----- Article

How do I create a dataset using APIs?

Use Narrative's open APIs to create a dataset, activate the dataset, and upload files for ingestion.

Overview

Any kind of data, in any schema, can be pushed into the Narrative Data Streaming Platform as a dataset--exactly as it is stored in your own system.

Creating a dataset defines a container that will hold your raw data. 

From an ingested dataset, you can use Seller Studio's customizable filters to create, package, and sell different data products on your Data Shop and/or the Data Streams Marketplace.

Use Narrative APIs to programmatically create and ingest your datasets in a few steps:

  1. Create the Dataset
  2. Activate the Dataset
  3. Upload Files for Ingestion

Use this guide if you prefer to create datasets using the Dataset Manager app.

    This how-to guide will use an adapted nominal tuna catch dataset from the Indian Ocean Tuna Commission, with a sample below:

    Fleet_Code,IOTC_Fishing_Zone,Year,Fishery_Type,Gear,Species,Species_Latin,Species_Group,Species_is_IOTC,Catch
    ARE,Western Indian Ocean,1950,Artisanal Fishing,Gillnet,Narrow-barred Spanish mackerel,Scomberomorus commerson,SEERFISH,TRUE,603
    ARE,Western Indian Ocean,1950,Artisanal Fishing,Troll line,Longtail tuna,Thunnus tonggol,TUNAS,TRUE,83
    AUS,Eastern Indian Ocean,1950,Artisanal Fishing,Unclassified,Seerfishes nei,Scomberomorus spp.,SEERFISH,TRUE,100
    CHN,Western Indian Ocean,2015,Industrial Fishing,Longline,Other non tuna-like fishes nei,Fishes non Scombroidei,OTHERS,FALSE,52
    COM,Western Indian Ocean,1950,Artisanal Fishing,Gillnet,"Non targeted, associated and dependent species",n/a,OTHERS,FALSE,10
    EUREU,Western Indian Ocean,1950,Artisanal Fishing,Hand line and Troll line,Yellowfin tuna,Thunnus albacares,TUNAS,TRUE,79
    IDN,Eastern Indian Ocean,1950,Artisanal Fishing,Beach seine,Narrow-barred Spanish mackerel,Scomberomorus commerson,SEERFISH,TRUE,6
    TWN,Eastern Indian Ocean,2019,Industrial Fishing,Longline Fresh,Hammerhead sharks nei,Sphyrna spp.,SHARKS,FALSE,0
    TZA,Western Indian Ocean,2019,Industrial Fishing,Longline,Yellowfin tuna,Thunnus albacares,TUNAS,TRUE,1
    ZAF,Western Indian Ocean,2019,Industrial Fishing,Longline targeting swordfish,Yellowfin tuna,Thunnus albacares,TUNAS,TRUE,389

    An example dataset can be found at the bottom of this guide. Complete command line examples are also available in Narrative's API documentation.

    Create the Dataset

    To create a dataset, provide information about the dataset and its schema and POST it to the Datasets API.

    Dataset information provides context to buyers about your dataset and derivative data products on your Data Shop and on the Data Streams Marketplace.

----------
----- Given information

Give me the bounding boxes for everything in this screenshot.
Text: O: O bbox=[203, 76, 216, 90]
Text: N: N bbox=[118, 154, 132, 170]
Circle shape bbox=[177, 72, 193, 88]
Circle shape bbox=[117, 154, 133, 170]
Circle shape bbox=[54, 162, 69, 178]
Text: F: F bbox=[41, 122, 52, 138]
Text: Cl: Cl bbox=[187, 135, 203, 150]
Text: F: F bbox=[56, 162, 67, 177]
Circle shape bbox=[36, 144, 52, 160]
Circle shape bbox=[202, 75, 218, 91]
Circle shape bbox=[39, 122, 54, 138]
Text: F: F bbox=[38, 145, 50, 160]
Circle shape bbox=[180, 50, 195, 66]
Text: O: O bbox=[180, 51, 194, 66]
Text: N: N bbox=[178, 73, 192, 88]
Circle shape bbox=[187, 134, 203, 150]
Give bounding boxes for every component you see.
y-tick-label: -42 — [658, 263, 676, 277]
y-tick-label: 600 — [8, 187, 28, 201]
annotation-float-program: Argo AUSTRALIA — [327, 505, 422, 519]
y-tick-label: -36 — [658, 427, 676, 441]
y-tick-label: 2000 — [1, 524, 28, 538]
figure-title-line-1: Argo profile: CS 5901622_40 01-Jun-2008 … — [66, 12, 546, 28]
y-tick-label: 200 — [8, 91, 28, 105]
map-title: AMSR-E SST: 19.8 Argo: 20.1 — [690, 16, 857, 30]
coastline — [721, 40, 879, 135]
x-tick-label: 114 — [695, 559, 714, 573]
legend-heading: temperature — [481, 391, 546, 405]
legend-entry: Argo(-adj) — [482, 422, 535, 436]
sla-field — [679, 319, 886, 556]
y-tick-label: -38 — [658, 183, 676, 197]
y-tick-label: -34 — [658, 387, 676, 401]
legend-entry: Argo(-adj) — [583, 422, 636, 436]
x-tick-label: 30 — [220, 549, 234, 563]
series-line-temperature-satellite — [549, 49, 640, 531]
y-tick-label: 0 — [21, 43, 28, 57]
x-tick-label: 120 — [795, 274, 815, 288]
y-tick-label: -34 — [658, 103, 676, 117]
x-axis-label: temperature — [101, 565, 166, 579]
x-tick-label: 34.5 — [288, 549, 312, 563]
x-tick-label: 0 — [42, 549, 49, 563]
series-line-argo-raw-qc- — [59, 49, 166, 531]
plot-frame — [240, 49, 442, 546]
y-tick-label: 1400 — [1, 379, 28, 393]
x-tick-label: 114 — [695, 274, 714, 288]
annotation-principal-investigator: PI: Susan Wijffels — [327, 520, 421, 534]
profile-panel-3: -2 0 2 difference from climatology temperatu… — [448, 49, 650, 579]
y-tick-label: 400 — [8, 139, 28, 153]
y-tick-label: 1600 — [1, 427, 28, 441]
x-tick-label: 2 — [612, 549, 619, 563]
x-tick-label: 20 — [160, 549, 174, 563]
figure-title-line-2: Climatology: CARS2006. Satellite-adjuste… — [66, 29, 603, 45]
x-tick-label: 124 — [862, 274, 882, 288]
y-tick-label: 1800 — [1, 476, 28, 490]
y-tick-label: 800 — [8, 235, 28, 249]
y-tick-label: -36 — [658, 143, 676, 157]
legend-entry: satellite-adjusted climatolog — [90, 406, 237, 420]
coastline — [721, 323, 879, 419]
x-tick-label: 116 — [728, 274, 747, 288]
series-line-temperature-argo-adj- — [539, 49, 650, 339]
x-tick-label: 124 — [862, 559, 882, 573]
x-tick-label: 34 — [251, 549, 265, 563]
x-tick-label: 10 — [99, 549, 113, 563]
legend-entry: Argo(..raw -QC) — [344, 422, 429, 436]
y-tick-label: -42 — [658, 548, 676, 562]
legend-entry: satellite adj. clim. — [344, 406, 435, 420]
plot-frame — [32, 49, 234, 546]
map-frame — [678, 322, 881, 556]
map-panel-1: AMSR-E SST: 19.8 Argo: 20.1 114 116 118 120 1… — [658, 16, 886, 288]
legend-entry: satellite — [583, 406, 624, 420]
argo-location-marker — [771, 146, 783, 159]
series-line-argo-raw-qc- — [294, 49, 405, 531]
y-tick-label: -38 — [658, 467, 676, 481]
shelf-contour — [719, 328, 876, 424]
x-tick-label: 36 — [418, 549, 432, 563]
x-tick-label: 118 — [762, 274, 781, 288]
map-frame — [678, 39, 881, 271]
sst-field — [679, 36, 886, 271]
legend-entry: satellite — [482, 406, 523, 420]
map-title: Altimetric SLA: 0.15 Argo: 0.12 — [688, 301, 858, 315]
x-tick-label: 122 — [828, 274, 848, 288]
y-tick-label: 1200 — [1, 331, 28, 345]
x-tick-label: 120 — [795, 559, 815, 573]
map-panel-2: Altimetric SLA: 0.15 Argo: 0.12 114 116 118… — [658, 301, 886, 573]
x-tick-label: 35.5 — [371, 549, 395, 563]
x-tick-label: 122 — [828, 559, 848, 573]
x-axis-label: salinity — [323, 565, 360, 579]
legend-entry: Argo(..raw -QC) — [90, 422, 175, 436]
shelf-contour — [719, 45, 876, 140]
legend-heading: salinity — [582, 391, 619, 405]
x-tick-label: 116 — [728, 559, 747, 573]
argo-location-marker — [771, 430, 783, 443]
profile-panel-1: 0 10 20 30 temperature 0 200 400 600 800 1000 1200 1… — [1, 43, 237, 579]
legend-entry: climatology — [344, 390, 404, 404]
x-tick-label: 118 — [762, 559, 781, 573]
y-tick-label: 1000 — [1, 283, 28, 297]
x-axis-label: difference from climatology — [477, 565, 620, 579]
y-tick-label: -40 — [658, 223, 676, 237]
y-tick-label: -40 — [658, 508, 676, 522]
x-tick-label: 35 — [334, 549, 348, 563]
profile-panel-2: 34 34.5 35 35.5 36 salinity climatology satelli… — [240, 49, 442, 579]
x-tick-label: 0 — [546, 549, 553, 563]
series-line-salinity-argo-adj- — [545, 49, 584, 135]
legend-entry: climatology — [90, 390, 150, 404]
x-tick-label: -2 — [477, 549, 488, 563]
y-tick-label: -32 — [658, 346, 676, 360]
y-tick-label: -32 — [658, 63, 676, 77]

----------

§ **Tasks**:
1. In the guide on creating datasets with Narrative's APIs, which organization's data was adapted for the sample tuna catch dataset?
2. Pick up the guide on creating datasets with Narrative's APIs after its last sentence and continue it.

§ **Answers for the exercise**:
1. The Indian Ocean Tuna Commission.

2.
    • name: How your dataset will be identified to you and to customers on the platform. This should not contain spaces!
    • description: This appears on your dataset detail page and can explain what data is offered and how it is collected.
    • tags (optional): Add tags to help buyers discover your dataset and its derivative products.
    • write_mode: This field informs how to treat new data uploaded to your dataset. Two options are supported:
      • append: Use if new data should be added to your dataset.
      • overwrite: Use if new data should replace your entire dataset.
    • schema: Outline the properties of the dataset and provide accepted values or SQL validations. For information on defining your dataset schema, see the next section.

    Define the Schema: Properties and Validations

    The schema part of your dataset has a few required fields:

    • type: This should be "object".
    • file_config: Indicate whether the file type is "flat" or "json".
      If using a flat file such as a CSV file, also indicate the:
      • delimiter: The character separating your data file into distinct fields
      • escape: The character escaping a CSV string for proper parsing. For example, if your data contains a comma that is not meant to delimit a new row, an escape character (for example \) would appear before the comma in your data.
      • quote: The character used to parse double quotes in a CSV string. If your data contains a double quote character that is not meant to signify a column or line break, an additional “quote” character would appear before the comma in your data. Most commonly, double quotes within values are represented by two contiguous double quotes.
      • header: Indicates whether the first row of a file contains field names; should be true or false
      • properties: The fields contained in your dataset. Identify each property with a name that does not contain spaces, e.g. use "Fleet_Code" instead of "Fleet Code".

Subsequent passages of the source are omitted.